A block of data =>
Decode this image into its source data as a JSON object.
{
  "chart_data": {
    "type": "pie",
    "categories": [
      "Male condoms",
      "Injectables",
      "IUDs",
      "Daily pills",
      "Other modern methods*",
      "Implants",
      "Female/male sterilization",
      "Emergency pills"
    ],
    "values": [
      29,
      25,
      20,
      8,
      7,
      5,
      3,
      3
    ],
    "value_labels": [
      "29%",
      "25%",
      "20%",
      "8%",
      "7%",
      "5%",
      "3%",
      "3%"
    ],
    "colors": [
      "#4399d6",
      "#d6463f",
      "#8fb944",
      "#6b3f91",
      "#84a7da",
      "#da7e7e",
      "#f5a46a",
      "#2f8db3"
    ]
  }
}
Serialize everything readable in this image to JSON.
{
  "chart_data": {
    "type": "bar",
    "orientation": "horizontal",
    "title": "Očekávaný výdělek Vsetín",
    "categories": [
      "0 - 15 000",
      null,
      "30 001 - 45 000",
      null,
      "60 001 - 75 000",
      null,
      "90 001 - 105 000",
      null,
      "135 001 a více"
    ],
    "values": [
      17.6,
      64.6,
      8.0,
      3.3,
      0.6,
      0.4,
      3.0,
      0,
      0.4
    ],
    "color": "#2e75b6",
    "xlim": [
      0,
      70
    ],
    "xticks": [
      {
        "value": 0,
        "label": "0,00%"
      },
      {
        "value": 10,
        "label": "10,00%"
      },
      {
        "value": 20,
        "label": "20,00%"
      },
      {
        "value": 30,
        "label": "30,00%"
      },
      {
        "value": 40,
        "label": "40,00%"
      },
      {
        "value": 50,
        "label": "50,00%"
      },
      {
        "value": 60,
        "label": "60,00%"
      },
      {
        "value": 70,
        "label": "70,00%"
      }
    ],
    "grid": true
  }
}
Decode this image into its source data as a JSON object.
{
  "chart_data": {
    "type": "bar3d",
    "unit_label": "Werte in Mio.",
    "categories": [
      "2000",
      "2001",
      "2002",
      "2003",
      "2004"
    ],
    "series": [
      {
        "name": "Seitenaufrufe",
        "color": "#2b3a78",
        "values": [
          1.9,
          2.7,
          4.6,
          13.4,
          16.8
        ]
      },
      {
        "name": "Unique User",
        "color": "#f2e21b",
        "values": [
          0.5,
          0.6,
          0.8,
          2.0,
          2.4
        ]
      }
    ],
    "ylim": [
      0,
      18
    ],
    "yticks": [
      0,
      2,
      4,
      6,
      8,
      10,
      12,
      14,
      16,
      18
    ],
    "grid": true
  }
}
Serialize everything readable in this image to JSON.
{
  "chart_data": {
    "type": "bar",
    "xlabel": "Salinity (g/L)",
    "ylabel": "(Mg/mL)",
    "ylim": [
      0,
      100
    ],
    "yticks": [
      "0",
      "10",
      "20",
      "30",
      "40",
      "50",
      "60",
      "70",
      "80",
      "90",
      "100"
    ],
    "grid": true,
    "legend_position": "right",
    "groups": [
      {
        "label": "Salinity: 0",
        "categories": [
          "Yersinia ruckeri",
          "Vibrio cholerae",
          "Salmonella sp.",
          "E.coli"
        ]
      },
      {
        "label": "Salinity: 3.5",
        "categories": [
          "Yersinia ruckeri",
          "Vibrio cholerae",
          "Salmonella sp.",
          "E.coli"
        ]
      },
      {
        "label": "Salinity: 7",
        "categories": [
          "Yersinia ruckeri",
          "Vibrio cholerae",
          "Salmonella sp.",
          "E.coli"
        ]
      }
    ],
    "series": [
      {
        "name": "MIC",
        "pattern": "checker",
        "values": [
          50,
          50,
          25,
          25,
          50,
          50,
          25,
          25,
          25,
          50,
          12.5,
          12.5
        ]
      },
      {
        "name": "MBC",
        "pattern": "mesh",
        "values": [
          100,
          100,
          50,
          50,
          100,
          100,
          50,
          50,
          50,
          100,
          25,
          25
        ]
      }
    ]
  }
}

Exercise => Every entry needs to be retyped exactly.

Completed exercise =>
Decode this image into its source data as a JSON object.
{
  "chart_data": {
    "type": "pie",
    "categories": [
      "Male condoms",
      "Injectables",
      "IUDs",
      "Daily pills",
      "Other modern methods*",
      "Implants",
      "Female/male sterilization",
      "Emergency pills"
    ],
    "values": [
      29,
      25,
      20,
      8,
      7,
      5,
      3,
      3
    ],
    "value_labels": [
      "29%",
      "25%",
      "20%",
      "8%",
      "7%",
      "5%",
      "3%",
      "3%"
    ],
    "colors": [
      "#4399d6",
      "#d6463f",
      "#8fb944",
      "#6b3f91",
      "#84a7da",
      "#da7e7e",
      "#f5a46a",
      "#2f8db3"
    ]
  }
}
Serialize everything readable in this image to JSON.
{
  "chart_data": {
    "type": "bar",
    "orientation": "horizontal",
    "title": "Očekávaný výdělek Vsetín",
    "categories": [
      "0 - 15 000",
      null,
      "30 001 - 45 000",
      null,
      "60 001 - 75 000",
      null,
      "90 001 - 105 000",
      null,
      "135 001 a více"
    ],
    "values": [
      17.6,
      64.6,
      8.0,
      3.3,
      0.6,
      0.4,
      3.0,
      0,
      0.4
    ],
    "color": "#2e75b6",
    "xlim": [
      0,
      70
    ],
    "xticks": [
      {
        "value": 0,
        "label": "0,00%"
      },
      {
        "value": 10,
        "label": "10,00%"
      },
      {
        "value": 20,
        "label": "20,00%"
      },
      {
        "value": 30,
        "label": "30,00%"
      },
      {
        "value": 40,
        "label": "40,00%"
      },
      {
        "value": 50,
        "label": "50,00%"
      },
      {
        "value": 60,
        "label": "60,00%"
      },
      {
        "value": 70,
        "label": "70,00%"
      }
    ],
    "grid": true
  }
}
Decode this image into its source data as a JSON object.
{
  "chart_data": {
    "type": "bar3d",
    "unit_label": "Werte in Mio.",
    "categories": [
      "2000",
      "2001",
      "2002",
      "2003",
      "2004"
    ],
    "series": [
      {
        "name": "Seitenaufrufe",
        "color": "#2b3a78",
        "values": [
          1.9,
          2.7,
          4.6,
          13.4,
          16.8
        ]
      },
      {
        "name": "Unique User",
        "color": "#f2e21b",
        "values": [
          0.5,
          0.6,
          0.8,
          2.0,
          2.4
        ]
      }
    ],
    "ylim": [
      0,
      18
    ],
    "yticks": [
      0,
      2,
      4,
      6,
      8,
      10,
      12,
      14,
      16,
      18
    ],
    "grid": true
  }
}
Serialize everything readable in this image to JSON.
{
  "chart_data": {
    "type": "bar",
    "xlabel": "Salinity (g/L)",
    "ylabel": "(Mg/mL)",
    "ylim": [
      0,
      100
    ],
    "yticks": [
      "0",
      "10",
      "20",
      "30",
      "40",
      "50",
      "60",
      "70",
      "80",
      "90",
      "100"
    ],
    "grid": true,
    "legend_position": "right",
    "groups": [
      {
        "label": "Salinity: 0",
        "categories": [
          "Yersinia ruckeri",
          "Vibrio cholerae",
          "Salmonella sp.",
          "E.coli"
        ]
      },
      {
        "label": "Salinity: 3.5",
        "categories": [
          "Yersinia ruckeri",
          "Vibrio cholerae",
          "Salmonella sp.",
          "E.coli"
        ]
      },
      {
        "label": "Salinity: 7",
        "categories": [
          "Yersinia ruckeri",
          "Vibrio cholerae",
          "Salmonella sp.",
          "E.coli"
        ]
      }
    ],
    "series": [
      {
        "name": "MIC",
        "pattern": "checker",
        "values": [
          50,
          50,
          25,
          25,
          50,
          50,
          25,
          25,
          25,
          50,
          12.5,
          12.5
        ]
      },
      {
        "name": "MBC",
        "pattern": "mesh",
        "values": [
          100,
          100,
          50,
          50,
          100,
          100,
          50,
          50,
          50,
          100,
          25,
          25
        ]
      }
    ]
  }
}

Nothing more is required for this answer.